══ Record set ══

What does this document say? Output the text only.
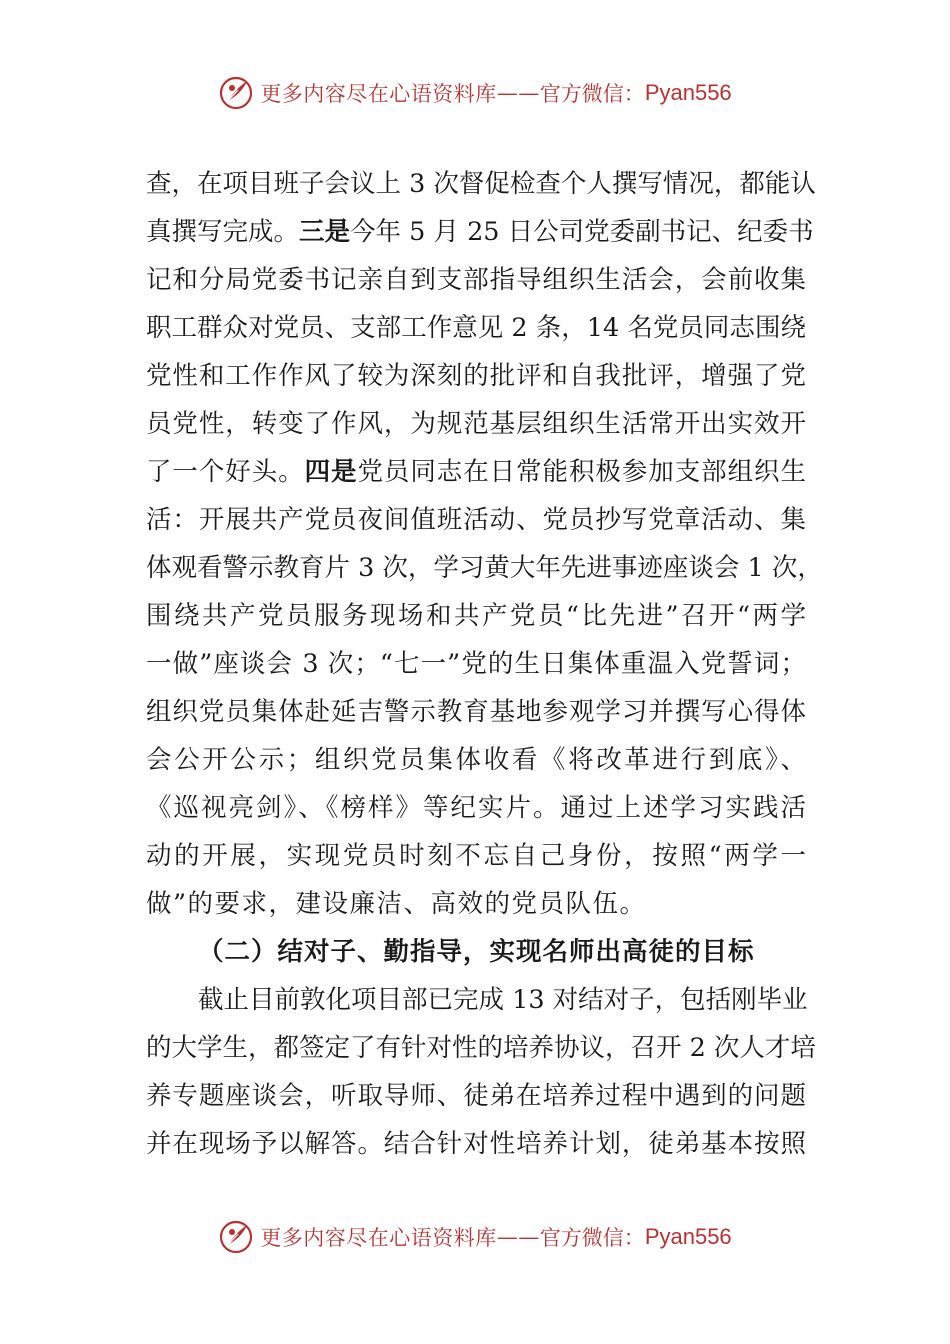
更多内容尽在心语资料库 —— 官方微信： Pyan556
查，在项目班子会议上 3 次督促检查个人撰写情况，都能认
真撰写完成。三是今年 5 月 25 日公司党委副书记、纪委书
记和分局党委书记亲自到支部指导组织生活会，会前收集
职工群众对党员、支部工作意见 2 条，14 名党员同志围绕
党性和工作作风了较为深刻的批评和自我批评，增强了党
员党性，转变了作风，为规范基层组织生活常开出实效开
了一个好头。四是党员同志在日常能积极参加支部组织生
活：开展共产党员夜间值班活动、党员抄写党章活动、集
体观看警示教育片 3 次，学习黄大年先进事迹座谈会 1 次，
围绕共产党员服务现场和共产党员“比先进”召开“两学
一做”座谈会 3 次；“七一”党的生日集体重温入党誓词；
组织党员集体赴延吉警示教育基地参观学习并撰写心得体
会公开公示；组织党员集体收看《将改革进行到底》、
《巡视亮剑》、《榜样》等纪实片。通过上述学习实践活
动的开展，实现党员时刻不忘自己身份，按照“两学一
做”的要求，建设廉洁、高效的党员队伍。
（二）结对子、勤指导，实现名师出高徒的目标
截止目前敦化项目部已完成 13 对结对子，包括刚毕业
的大学生，都签定了有针对性的培养协议，召开 2 次人才培
养专题座谈会，听取导师、徒弟在培养过程中遇到的问题
并在现场予以解答。结合针对性培养计划，徒弟基本按照
更多内容尽在心语资料库 —— 官方微信： Pyan556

═══

Required task:
Print each entry shown above with exact wording and no pictures.

Answer in full:
What does this document say? Output the text only.
更多内容尽在心语资料库 —— 官方微信： Pyan556
查，在项目班子会议上 3 次督促检查个人撰写情况，都能认
真撰写完成。三是今年 5 月 25 日公司党委副书记、纪委书
记和分局党委书记亲自到支部指导组织生活会，会前收集
职工群众对党员、支部工作意见 2 条，14 名党员同志围绕
党性和工作作风了较为深刻的批评和自我批评，增强了党
员党性，转变了作风，为规范基层组织生活常开出实效开
了一个好头。四是党员同志在日常能积极参加支部组织生
活：开展共产党员夜间值班活动、党员抄写党章活动、集
体观看警示教育片 3 次，学习黄大年先进事迹座谈会 1 次，
围绕共产党员服务现场和共产党员“比先进”召开“两学
一做”座谈会 3 次；“七一”党的生日集体重温入党誓词；
组织党员集体赴延吉警示教育基地参观学习并撰写心得体
会公开公示；组织党员集体收看《将改革进行到底》、
《巡视亮剑》、《榜样》等纪实片。通过上述学习实践活
动的开展，实现党员时刻不忘自己身份，按照“两学一
做”的要求，建设廉洁、高效的党员队伍。
（二）结对子、勤指导，实现名师出高徒的目标
截止目前敦化项目部已完成 13 对结对子，包括刚毕业
的大学生，都签定了有针对性的培养协议，召开 2 次人才培
养专题座谈会，听取导师、徒弟在培养过程中遇到的问题
并在现场予以解答。结合针对性培养计划，徒弟基本按照
更多内容尽在心语资料库 —— 官方微信： Pyan556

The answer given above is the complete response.